→ **WHAT TO WORK ON**:
Reproduce every line of the entries below verbatim, leaving out the pictures.

===== SOURCE DATA =====

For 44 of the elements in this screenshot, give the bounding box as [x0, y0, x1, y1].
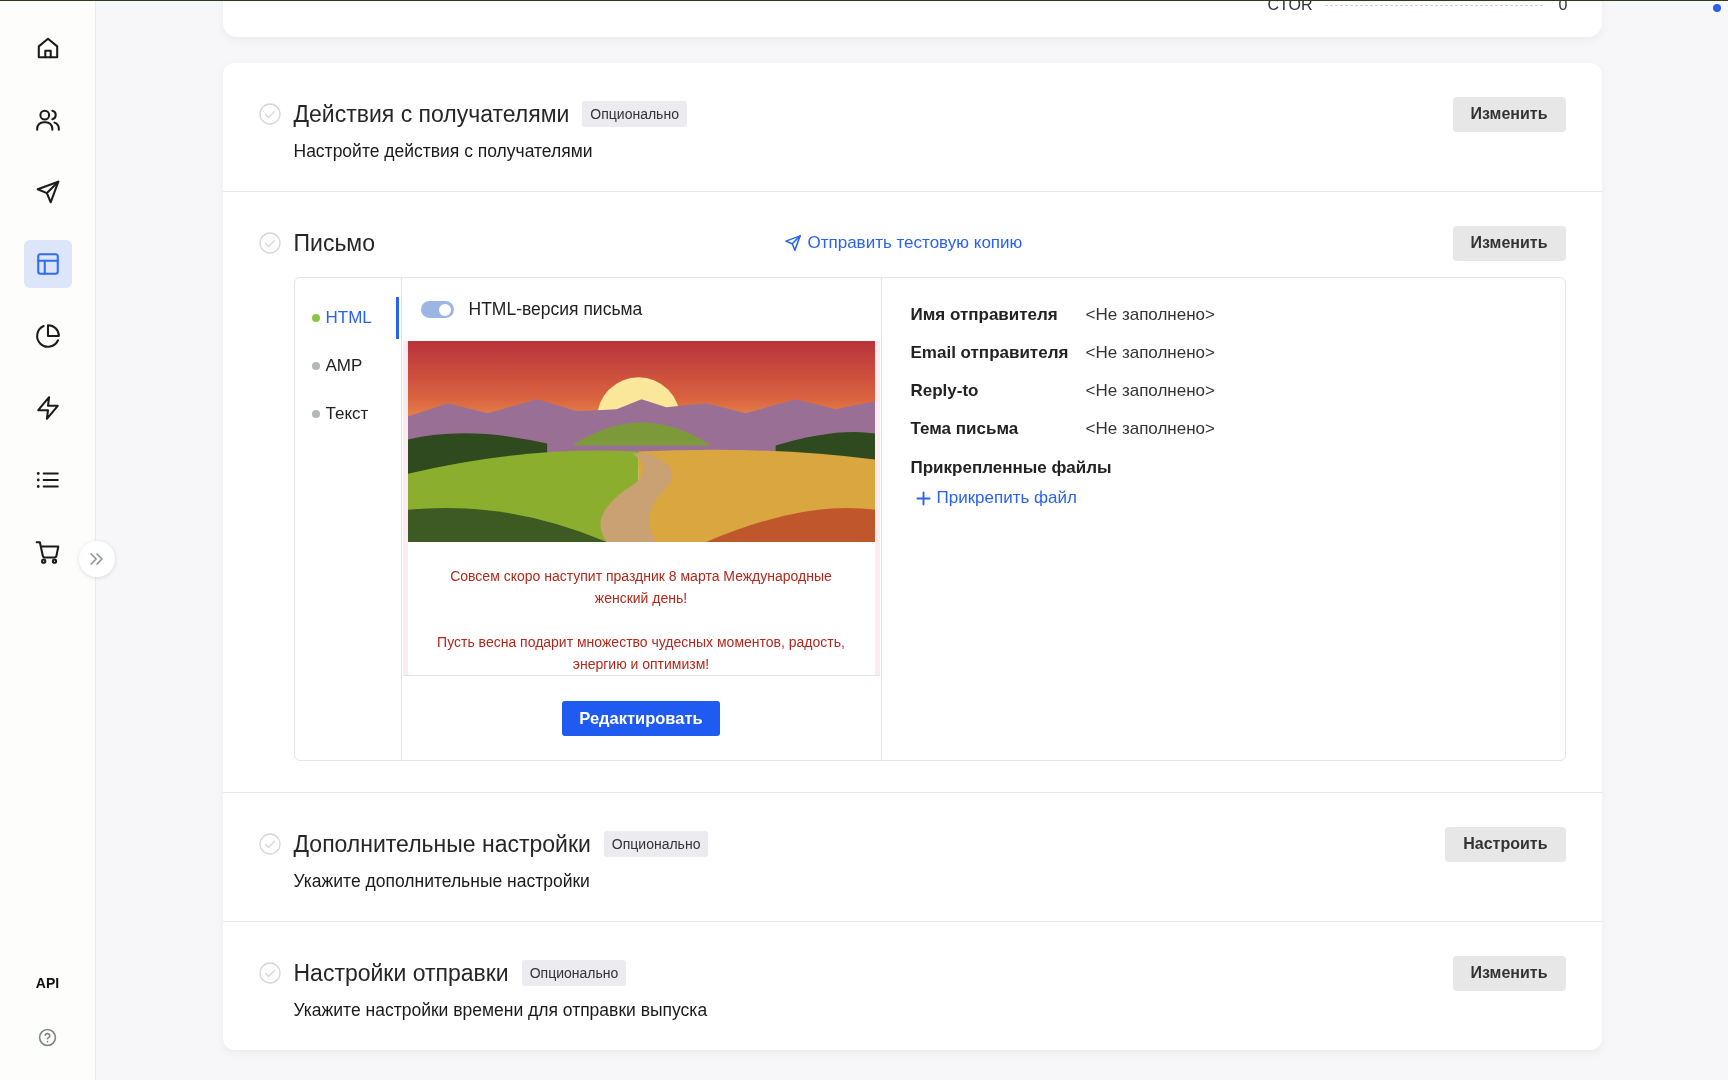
section-button[interactable]: Настроить [1445, 826, 1566, 862]
field-value: <Не заполнено> [1085, 380, 1215, 402]
section-button[interactable]: Изменить [1452, 96, 1566, 132]
toggle-switch[interactable] [420, 301, 454, 318]
section-description: Укажите настройки времени для отправки выпуска [293, 999, 708, 1021]
edit-button[interactable]: Редактировать [562, 700, 720, 736]
api-link[interactable]: API [35, 975, 60, 991]
section-title: Дополнительные настройки [293, 830, 591, 858]
optional-badge: Опционально [582, 101, 687, 127]
optional-badge: Опционально [603, 831, 709, 857]
field-value: <Не заполнено> [1085, 342, 1215, 364]
toggle-label: HTML-версия письма [468, 299, 643, 320]
field-value: <Не заполнено> [1085, 418, 1215, 440]
format-tab[interactable]: HTML [294, 297, 399, 339]
letter-paragraph: Пусть весна подарит множество чудесных моментов, радость, энергию и оптимизм! [436, 633, 846, 674]
paper-plane-icon [783, 234, 802, 252]
users-icon [34, 107, 61, 133]
section-button[interactable]: Изменить [1452, 225, 1566, 261]
plus-icon [915, 490, 931, 506]
pie-chart-icon [34, 323, 61, 349]
status-dot-icon [1713, 4, 1721, 12]
section-description: Настройте действия с получателями [293, 140, 593, 162]
send-test-link[interactable]: Отправить тестовую копию [783, 233, 1023, 253]
help-icon[interactable] [38, 1028, 57, 1047]
layout-icon [34, 251, 61, 277]
lightning-icon [34, 395, 61, 421]
field-label: Email отправителя [910, 342, 1070, 364]
field-label: Тема письма [910, 418, 1020, 440]
cart-icon [34, 539, 61, 565]
attachments-label: Прикрепленные файлы [910, 457, 1112, 479]
format-tab[interactable]: AMP [294, 345, 399, 387]
section-description: Укажите дополнительные настройки [293, 870, 590, 892]
section-title: Действия с получателями [293, 100, 570, 128]
format-tab[interactable]: Текст [294, 393, 399, 435]
section-button[interactable]: Изменить [1452, 955, 1566, 991]
field-value: <Не заполнено> [1085, 304, 1215, 326]
paper-plane-icon [34, 179, 61, 205]
field-label: Имя отправителя [910, 304, 1059, 326]
field-label: Reply-to [910, 380, 980, 402]
letter-paragraph: Совсем скоро наступит праздник 8 марта Международные женский день! [449, 567, 833, 608]
section-title: Настройки отправки [293, 959, 509, 987]
section-title: Письмо [293, 229, 375, 257]
optional-badge: Опционально [521, 960, 627, 986]
attach-file-link[interactable]: Прикрепить файл [915, 488, 1077, 508]
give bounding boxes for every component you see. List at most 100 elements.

=====

→ **EXPECTED OUTPUT**:
For 44 of the elements in this screenshot, give the bounding box as [x0, y0, x1, y1].
section-button[interactable]: Настроить [1445, 826, 1566, 862]
field-value: <Не заполнено> [1085, 380, 1215, 402]
section-button[interactable]: Изменить [1452, 96, 1566, 132]
toggle-switch[interactable] [420, 301, 454, 318]
section-description: Укажите настройки времени для отправки выпуска [293, 999, 708, 1021]
edit-button[interactable]: Редактировать [562, 700, 720, 736]
api-link[interactable]: API [35, 975, 60, 991]
section-title: Дополнительные настройки [293, 830, 591, 858]
optional-badge: Опционально [582, 101, 687, 127]
optional-badge: Опционально [603, 831, 709, 857]
field-value: <Не заполнено> [1085, 342, 1215, 364]
toggle-label: HTML-версия письма [468, 299, 643, 320]
field-value: <Не заполнено> [1085, 418, 1215, 440]
format-tab[interactable]: HTML [294, 297, 399, 339]
letter-paragraph: Пусть весна подарит множество чудесных моментов, радость, энергию и оптимизм! [436, 633, 846, 674]
paper-plane-icon [783, 234, 802, 252]
users-icon [34, 107, 61, 133]
section-button[interactable]: Изменить [1452, 225, 1566, 261]
plus-icon [915, 490, 931, 506]
pie-chart-icon [34, 323, 61, 349]
status-dot-icon [1713, 4, 1721, 12]
section-description: Настройте действия с получателями [293, 140, 593, 162]
send-test-link[interactable]: Отправить тестовую копию [783, 233, 1023, 253]
help-icon[interactable] [38, 1028, 57, 1047]
layout-icon [34, 251, 61, 277]
lightning-icon [34, 395, 61, 421]
field-label: Email отправителя [910, 342, 1070, 364]
field-label: Тема письма [910, 418, 1020, 440]
cart-icon [34, 539, 61, 565]
attachments-label: Прикрепленные файлы [910, 457, 1112, 479]
format-tab[interactable]: AMP [294, 345, 399, 387]
section-description: Укажите дополнительные настройки [293, 870, 590, 892]
section-title: Действия с получателями [293, 100, 570, 128]
format-tab[interactable]: Текст [294, 393, 399, 435]
section-button[interactable]: Изменить [1452, 955, 1566, 991]
field-value: <Не заполнено> [1085, 304, 1215, 326]
paper-plane-icon [34, 179, 61, 205]
field-label: Имя отправителя [910, 304, 1059, 326]
field-label: Reply-to [910, 380, 980, 402]
letter-paragraph: Совсем скоро наступит праздник 8 марта Международные женский день! [449, 567, 833, 608]
section-title: Настройки отправки [293, 959, 509, 987]
section-title: Письмо [293, 229, 375, 257]
optional-badge: Опционально [521, 960, 627, 986]
attach-file-link[interactable]: Прикрепить файл [915, 488, 1077, 508]
give bounding boxes for every component you see. List at most 100 elements.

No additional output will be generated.